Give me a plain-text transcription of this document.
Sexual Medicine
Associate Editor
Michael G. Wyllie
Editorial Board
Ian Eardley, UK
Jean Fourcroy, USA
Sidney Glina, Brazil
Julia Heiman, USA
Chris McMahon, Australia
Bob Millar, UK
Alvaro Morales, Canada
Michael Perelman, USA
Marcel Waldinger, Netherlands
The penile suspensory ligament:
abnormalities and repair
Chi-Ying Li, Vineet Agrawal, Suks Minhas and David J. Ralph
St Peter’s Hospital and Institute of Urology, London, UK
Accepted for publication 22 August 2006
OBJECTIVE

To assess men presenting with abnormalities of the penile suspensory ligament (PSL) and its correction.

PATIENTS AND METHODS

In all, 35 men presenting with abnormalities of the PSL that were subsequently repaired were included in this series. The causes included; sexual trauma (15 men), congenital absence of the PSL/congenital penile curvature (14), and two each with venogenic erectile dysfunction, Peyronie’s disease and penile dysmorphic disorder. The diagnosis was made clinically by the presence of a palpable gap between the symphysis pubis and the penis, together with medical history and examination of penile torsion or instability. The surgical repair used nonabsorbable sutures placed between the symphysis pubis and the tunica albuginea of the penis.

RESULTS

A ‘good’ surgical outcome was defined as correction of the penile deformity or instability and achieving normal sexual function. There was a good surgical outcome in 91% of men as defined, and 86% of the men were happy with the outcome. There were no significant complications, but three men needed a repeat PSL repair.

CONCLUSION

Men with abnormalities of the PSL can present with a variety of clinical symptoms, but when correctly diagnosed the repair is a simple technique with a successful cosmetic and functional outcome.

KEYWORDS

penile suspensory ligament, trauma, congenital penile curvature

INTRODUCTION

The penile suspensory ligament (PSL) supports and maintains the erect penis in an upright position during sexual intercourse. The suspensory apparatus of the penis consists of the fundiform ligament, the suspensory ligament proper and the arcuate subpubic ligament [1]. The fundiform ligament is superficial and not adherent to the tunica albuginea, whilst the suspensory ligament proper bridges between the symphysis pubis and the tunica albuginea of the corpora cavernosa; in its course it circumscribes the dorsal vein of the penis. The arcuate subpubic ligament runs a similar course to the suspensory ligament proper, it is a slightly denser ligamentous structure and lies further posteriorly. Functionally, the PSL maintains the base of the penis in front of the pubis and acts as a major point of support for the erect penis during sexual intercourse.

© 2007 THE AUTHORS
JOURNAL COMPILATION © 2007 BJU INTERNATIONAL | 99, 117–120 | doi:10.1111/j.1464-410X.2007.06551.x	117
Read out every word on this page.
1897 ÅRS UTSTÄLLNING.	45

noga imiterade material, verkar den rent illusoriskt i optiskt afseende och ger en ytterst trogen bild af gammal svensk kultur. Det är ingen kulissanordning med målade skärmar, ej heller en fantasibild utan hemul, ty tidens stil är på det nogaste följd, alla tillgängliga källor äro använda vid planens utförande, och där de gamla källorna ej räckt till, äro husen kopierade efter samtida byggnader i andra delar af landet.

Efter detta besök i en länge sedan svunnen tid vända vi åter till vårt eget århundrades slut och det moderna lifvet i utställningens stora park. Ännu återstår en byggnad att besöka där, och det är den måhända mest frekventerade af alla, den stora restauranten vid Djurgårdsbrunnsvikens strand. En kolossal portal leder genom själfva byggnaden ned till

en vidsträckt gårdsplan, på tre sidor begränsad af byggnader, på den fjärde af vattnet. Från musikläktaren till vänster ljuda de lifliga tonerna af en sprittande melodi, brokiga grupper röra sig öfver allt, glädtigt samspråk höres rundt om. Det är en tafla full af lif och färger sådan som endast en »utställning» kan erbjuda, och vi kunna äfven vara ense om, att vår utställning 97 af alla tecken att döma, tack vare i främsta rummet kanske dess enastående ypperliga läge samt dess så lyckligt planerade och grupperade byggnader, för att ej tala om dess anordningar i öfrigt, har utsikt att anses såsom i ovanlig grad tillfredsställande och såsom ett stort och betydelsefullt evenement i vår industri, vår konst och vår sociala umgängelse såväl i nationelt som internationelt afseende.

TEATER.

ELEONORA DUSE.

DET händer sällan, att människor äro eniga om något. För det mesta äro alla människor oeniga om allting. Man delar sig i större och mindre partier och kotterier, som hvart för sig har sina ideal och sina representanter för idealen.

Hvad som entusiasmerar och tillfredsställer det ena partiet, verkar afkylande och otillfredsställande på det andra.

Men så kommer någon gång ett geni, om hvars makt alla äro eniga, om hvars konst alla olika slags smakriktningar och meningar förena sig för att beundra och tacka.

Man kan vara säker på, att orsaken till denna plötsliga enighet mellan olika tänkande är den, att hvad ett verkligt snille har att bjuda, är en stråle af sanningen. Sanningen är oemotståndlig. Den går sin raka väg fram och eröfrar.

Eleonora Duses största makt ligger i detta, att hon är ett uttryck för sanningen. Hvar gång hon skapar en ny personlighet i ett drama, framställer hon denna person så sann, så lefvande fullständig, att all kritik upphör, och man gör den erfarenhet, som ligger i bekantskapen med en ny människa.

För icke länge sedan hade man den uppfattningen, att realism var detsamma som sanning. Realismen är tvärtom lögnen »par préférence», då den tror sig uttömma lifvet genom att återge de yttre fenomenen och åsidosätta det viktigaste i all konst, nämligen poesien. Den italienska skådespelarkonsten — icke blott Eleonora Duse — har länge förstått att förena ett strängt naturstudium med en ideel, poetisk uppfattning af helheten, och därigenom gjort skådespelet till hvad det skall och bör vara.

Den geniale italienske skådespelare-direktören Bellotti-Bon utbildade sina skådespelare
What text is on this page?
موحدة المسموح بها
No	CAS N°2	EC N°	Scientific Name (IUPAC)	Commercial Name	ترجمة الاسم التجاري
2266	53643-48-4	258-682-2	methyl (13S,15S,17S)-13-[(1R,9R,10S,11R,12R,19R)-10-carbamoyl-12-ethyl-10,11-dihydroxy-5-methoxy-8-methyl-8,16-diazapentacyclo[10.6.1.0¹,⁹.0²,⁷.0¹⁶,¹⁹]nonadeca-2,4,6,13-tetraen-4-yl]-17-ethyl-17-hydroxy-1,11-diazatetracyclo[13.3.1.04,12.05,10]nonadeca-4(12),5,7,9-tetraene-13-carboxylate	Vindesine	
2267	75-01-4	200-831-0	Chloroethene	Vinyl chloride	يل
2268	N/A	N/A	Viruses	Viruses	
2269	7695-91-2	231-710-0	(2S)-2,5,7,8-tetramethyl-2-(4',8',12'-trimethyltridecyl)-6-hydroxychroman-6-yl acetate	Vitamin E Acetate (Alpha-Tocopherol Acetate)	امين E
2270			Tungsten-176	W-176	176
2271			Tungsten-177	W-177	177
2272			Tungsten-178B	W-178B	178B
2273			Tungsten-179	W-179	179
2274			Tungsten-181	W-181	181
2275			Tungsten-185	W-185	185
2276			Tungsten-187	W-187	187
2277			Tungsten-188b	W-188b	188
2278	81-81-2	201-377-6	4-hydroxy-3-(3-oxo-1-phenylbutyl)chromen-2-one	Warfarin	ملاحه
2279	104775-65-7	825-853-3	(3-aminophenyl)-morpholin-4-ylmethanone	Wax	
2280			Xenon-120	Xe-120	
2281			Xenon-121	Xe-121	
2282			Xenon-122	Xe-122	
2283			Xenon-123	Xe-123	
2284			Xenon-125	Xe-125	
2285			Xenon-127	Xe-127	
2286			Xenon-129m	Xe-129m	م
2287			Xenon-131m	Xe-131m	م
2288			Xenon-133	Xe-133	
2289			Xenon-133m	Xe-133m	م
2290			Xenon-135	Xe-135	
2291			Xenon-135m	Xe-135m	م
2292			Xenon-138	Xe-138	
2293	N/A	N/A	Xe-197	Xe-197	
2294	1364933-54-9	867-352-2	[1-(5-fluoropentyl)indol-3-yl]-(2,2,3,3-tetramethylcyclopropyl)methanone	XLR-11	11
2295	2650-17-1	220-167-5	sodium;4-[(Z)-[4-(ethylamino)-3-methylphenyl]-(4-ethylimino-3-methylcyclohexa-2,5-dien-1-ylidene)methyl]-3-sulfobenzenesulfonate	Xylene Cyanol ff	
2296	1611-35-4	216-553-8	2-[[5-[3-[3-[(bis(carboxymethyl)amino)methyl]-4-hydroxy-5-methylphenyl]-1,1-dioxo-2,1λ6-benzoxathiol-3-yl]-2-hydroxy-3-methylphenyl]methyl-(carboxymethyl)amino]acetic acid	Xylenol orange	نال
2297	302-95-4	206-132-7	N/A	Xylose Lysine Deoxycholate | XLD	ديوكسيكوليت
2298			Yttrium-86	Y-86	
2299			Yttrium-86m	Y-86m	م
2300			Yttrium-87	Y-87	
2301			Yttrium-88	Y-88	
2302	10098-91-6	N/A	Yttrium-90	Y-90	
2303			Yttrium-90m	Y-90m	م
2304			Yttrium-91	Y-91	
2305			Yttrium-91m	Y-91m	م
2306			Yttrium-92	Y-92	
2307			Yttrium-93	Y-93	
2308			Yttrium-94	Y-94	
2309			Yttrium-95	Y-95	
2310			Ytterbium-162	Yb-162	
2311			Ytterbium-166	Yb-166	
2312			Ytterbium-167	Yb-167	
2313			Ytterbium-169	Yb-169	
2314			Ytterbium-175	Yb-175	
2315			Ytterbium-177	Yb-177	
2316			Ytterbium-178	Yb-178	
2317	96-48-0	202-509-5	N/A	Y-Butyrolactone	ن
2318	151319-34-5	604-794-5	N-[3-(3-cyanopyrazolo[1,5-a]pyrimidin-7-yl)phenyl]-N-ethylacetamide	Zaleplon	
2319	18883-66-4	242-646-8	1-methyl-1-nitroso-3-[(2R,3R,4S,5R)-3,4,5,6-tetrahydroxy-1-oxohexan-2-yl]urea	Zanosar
------
__PROBLEM TO SOLVE__.
Your answer should be a single number: the count of lines in the entries that contain "correction".

__ANSWER TO THE PROBLEM__.
2